→ **Input records**
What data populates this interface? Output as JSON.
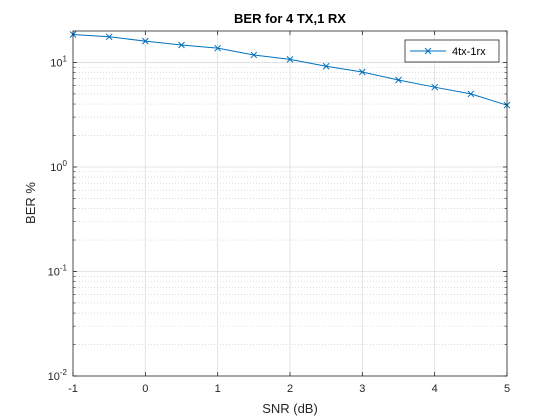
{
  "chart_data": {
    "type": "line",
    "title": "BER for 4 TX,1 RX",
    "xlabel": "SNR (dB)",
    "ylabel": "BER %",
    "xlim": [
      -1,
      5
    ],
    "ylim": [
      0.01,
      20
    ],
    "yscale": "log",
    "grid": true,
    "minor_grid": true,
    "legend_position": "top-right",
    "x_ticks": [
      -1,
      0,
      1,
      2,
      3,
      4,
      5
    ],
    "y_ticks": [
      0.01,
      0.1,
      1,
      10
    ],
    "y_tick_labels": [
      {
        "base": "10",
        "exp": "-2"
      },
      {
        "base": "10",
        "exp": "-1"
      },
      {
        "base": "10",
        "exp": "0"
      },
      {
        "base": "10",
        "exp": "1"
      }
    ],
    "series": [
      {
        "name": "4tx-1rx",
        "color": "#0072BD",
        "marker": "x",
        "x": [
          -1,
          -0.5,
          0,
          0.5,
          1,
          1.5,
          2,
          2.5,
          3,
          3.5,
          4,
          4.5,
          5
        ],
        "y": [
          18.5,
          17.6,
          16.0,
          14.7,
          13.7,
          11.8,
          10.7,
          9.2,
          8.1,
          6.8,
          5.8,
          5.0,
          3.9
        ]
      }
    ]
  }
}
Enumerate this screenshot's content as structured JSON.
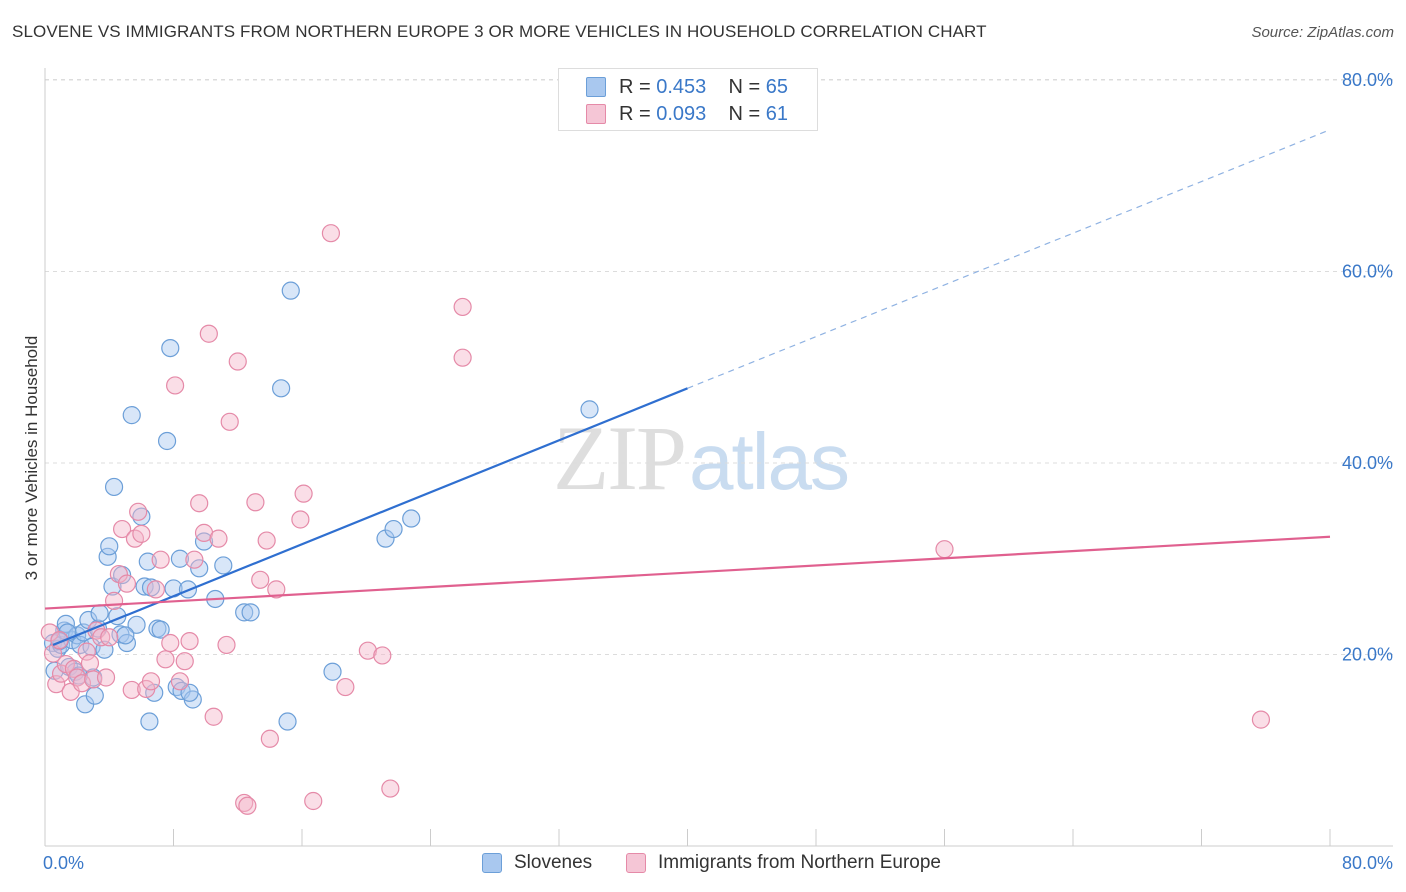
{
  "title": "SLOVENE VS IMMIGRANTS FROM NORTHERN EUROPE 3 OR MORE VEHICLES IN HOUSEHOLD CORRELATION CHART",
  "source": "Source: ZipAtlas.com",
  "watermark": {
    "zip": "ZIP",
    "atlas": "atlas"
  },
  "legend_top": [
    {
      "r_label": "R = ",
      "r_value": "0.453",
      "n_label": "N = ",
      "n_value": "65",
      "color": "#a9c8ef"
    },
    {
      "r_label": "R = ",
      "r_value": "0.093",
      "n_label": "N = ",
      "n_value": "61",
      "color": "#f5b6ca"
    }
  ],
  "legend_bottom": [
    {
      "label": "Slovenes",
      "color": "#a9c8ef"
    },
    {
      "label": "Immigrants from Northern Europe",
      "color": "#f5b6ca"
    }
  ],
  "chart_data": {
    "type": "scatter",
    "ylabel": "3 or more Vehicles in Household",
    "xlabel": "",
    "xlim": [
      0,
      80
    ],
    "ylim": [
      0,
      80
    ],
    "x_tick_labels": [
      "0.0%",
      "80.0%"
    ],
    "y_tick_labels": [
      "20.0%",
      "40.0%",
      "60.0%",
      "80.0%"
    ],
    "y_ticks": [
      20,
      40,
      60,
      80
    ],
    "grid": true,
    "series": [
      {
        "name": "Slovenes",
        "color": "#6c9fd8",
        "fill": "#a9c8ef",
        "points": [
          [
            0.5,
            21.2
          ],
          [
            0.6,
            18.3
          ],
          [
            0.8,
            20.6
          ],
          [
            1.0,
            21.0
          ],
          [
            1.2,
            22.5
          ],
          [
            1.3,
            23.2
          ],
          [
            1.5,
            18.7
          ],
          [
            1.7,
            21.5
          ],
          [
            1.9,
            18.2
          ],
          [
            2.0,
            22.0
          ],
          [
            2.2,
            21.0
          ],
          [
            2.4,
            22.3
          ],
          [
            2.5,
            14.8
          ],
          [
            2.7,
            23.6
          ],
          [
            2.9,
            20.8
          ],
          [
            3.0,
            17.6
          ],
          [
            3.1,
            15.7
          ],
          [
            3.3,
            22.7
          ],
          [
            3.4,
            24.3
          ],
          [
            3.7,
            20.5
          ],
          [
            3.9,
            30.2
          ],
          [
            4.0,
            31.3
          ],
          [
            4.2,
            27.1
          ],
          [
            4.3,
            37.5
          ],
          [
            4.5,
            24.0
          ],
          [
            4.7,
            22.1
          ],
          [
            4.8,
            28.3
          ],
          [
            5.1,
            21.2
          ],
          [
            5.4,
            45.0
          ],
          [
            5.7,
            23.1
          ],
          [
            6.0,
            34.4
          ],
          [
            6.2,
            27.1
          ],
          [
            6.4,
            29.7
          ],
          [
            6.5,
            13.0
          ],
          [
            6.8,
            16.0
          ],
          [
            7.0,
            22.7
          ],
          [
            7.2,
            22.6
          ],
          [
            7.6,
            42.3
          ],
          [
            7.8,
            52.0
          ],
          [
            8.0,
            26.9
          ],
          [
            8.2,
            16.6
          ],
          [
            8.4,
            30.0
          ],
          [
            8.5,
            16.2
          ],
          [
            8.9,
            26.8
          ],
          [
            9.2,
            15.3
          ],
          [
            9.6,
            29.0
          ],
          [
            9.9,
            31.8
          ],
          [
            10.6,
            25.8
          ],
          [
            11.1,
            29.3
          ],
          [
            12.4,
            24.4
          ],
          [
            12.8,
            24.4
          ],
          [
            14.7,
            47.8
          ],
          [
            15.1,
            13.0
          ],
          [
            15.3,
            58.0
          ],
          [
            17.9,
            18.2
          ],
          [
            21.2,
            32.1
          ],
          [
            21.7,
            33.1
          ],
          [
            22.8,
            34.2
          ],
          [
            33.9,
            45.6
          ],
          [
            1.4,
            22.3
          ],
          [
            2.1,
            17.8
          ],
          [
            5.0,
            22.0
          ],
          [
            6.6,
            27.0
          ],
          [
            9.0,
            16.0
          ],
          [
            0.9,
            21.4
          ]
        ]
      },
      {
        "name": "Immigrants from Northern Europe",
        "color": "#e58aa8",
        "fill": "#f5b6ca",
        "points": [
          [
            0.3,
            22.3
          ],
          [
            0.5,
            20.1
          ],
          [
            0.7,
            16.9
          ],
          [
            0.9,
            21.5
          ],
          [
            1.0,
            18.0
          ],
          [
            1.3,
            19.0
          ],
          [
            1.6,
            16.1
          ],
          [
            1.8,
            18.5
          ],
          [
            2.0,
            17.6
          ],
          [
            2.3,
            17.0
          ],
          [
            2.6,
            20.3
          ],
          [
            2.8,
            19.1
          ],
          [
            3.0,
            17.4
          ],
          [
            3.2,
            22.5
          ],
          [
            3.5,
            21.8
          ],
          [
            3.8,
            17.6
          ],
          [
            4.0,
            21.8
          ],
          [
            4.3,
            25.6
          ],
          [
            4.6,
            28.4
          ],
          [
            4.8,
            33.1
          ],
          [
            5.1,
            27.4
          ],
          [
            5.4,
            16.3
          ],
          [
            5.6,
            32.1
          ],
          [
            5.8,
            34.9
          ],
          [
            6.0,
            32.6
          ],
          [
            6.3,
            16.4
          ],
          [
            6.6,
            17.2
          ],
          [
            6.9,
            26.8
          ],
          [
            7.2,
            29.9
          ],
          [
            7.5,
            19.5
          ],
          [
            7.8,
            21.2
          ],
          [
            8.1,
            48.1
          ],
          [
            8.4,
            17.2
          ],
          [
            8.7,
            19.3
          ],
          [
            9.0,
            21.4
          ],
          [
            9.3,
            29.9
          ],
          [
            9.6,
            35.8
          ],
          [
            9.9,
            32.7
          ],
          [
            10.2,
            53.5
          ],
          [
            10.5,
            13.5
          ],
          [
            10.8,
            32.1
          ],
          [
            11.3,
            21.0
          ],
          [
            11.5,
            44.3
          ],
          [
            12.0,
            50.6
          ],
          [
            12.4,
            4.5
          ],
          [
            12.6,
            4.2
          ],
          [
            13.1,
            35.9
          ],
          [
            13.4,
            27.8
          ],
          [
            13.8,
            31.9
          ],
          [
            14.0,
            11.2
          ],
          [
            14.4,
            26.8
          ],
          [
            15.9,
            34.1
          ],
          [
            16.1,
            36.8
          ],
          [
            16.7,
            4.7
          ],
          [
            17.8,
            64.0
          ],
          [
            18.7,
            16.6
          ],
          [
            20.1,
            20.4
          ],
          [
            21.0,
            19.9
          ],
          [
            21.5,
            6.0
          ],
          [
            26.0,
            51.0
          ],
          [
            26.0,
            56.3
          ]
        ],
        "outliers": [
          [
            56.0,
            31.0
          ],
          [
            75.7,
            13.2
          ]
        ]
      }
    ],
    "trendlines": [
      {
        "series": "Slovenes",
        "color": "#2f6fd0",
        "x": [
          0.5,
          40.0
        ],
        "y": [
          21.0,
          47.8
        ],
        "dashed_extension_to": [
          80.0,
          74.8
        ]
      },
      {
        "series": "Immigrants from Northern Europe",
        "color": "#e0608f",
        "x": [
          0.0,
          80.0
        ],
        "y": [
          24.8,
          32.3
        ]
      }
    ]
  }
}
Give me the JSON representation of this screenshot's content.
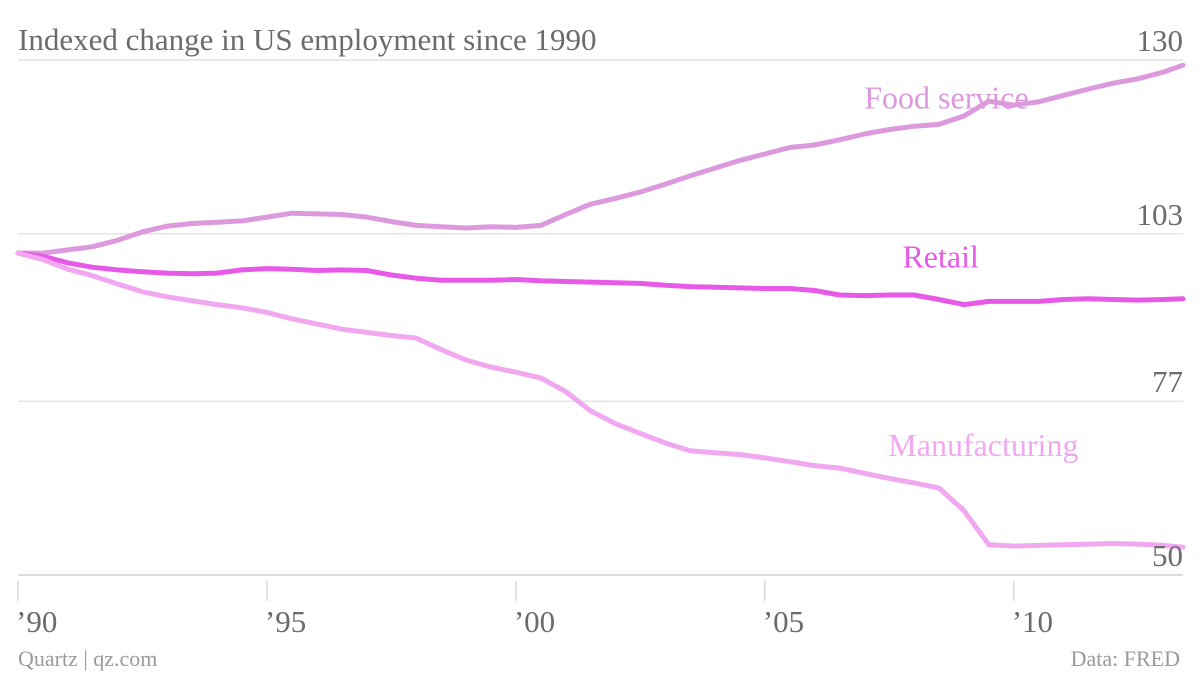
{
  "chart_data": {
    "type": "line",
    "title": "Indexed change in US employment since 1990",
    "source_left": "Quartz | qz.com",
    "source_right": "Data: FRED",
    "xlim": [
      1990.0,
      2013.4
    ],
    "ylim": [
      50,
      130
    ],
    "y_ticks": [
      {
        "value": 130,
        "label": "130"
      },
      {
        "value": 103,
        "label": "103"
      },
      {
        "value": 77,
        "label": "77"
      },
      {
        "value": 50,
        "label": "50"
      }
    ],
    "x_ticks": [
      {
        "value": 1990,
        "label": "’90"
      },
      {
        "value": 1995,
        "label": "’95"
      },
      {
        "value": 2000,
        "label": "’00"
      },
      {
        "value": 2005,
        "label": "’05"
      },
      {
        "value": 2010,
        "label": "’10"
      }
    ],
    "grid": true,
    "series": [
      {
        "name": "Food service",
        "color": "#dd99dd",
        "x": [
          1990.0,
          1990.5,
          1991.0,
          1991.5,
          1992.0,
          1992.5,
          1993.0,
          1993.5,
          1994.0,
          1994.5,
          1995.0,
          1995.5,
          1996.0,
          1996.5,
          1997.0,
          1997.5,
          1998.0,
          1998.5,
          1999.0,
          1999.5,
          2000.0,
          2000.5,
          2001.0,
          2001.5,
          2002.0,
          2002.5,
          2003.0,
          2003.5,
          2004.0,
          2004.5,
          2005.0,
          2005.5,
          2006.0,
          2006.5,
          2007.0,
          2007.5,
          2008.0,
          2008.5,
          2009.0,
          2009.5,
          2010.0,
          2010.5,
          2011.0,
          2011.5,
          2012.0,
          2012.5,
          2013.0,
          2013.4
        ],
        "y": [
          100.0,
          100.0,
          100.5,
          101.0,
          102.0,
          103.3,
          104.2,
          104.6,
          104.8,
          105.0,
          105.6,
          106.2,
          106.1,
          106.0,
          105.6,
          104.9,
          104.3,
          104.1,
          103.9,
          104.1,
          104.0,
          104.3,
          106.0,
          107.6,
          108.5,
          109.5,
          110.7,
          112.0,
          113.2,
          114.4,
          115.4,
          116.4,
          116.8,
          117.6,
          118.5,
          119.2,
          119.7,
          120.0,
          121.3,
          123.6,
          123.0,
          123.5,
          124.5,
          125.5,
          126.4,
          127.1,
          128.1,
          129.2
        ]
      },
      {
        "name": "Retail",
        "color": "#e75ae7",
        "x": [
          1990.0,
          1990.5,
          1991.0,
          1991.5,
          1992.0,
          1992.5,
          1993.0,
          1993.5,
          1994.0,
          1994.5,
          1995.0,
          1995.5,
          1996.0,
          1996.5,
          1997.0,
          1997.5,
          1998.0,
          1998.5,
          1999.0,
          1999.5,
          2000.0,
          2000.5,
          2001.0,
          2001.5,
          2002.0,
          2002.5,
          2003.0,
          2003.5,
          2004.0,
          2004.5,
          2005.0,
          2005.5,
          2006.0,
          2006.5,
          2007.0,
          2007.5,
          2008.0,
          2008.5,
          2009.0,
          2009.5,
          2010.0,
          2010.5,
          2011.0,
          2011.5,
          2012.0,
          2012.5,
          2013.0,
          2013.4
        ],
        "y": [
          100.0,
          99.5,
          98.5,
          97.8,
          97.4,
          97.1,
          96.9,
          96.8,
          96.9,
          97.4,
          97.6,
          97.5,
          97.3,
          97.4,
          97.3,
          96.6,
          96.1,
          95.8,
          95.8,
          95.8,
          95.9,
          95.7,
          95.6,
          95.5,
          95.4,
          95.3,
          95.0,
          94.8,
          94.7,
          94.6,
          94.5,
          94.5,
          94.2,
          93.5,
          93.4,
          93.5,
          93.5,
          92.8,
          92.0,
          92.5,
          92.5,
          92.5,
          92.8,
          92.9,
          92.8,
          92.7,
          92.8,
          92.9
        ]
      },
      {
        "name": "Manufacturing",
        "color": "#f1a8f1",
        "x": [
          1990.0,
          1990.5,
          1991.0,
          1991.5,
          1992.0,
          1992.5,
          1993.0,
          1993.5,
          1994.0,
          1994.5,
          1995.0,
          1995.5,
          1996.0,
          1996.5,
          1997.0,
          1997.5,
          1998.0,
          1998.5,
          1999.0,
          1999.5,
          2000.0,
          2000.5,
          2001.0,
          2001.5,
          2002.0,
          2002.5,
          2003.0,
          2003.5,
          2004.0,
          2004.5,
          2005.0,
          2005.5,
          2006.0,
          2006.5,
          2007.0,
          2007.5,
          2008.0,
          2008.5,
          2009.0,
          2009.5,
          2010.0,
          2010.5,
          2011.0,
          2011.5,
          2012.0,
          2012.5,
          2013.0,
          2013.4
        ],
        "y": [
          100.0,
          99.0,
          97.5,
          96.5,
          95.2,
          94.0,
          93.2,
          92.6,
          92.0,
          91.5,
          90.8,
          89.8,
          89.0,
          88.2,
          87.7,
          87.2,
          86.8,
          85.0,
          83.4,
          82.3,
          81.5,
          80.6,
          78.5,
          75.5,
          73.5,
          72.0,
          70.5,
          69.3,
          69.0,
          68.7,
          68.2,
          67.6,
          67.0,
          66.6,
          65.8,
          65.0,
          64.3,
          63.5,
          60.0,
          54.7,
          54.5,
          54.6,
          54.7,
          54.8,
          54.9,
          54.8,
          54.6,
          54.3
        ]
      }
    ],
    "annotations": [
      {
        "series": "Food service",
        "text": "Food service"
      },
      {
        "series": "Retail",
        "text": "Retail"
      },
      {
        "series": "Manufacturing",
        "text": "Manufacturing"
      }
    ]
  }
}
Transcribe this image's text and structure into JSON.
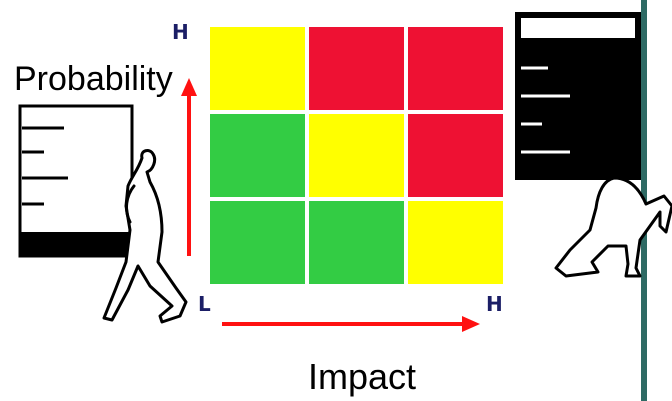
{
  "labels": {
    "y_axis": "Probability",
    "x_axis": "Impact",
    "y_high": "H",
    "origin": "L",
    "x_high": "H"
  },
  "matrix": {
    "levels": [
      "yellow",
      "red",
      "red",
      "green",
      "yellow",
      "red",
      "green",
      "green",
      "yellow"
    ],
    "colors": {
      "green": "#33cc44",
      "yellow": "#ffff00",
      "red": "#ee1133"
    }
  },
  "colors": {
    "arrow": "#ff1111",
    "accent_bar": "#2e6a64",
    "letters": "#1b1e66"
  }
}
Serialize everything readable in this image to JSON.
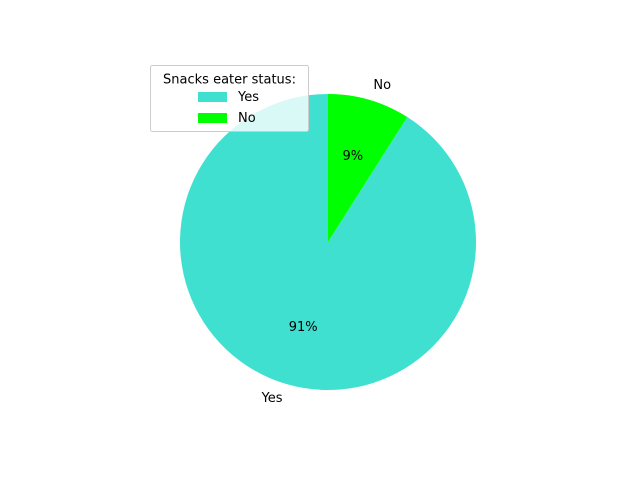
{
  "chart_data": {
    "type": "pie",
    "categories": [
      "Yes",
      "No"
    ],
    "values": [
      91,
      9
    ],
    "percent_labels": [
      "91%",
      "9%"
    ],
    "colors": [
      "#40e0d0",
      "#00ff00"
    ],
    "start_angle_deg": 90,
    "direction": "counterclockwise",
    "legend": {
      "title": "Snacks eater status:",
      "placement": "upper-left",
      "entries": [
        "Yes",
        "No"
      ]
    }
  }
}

→ **What you are asked to do**
With pictures left out, extract the lines from the one containing "Serialize everything readable" to the end of the material above, both included, exactly as written.

→ **Solution for this exercise**
Serialize everything readable in this image to JSON.
{
  "chart_data": {
    "type": "pie",
    "categories": [
      "Yes",
      "No"
    ],
    "values": [
      91,
      9
    ],
    "percent_labels": [
      "91%",
      "9%"
    ],
    "colors": [
      "#40e0d0",
      "#00ff00"
    ],
    "start_angle_deg": 90,
    "direction": "counterclockwise",
    "legend": {
      "title": "Snacks eater status:",
      "placement": "upper-left",
      "entries": [
        "Yes",
        "No"
      ]
    }
  }
}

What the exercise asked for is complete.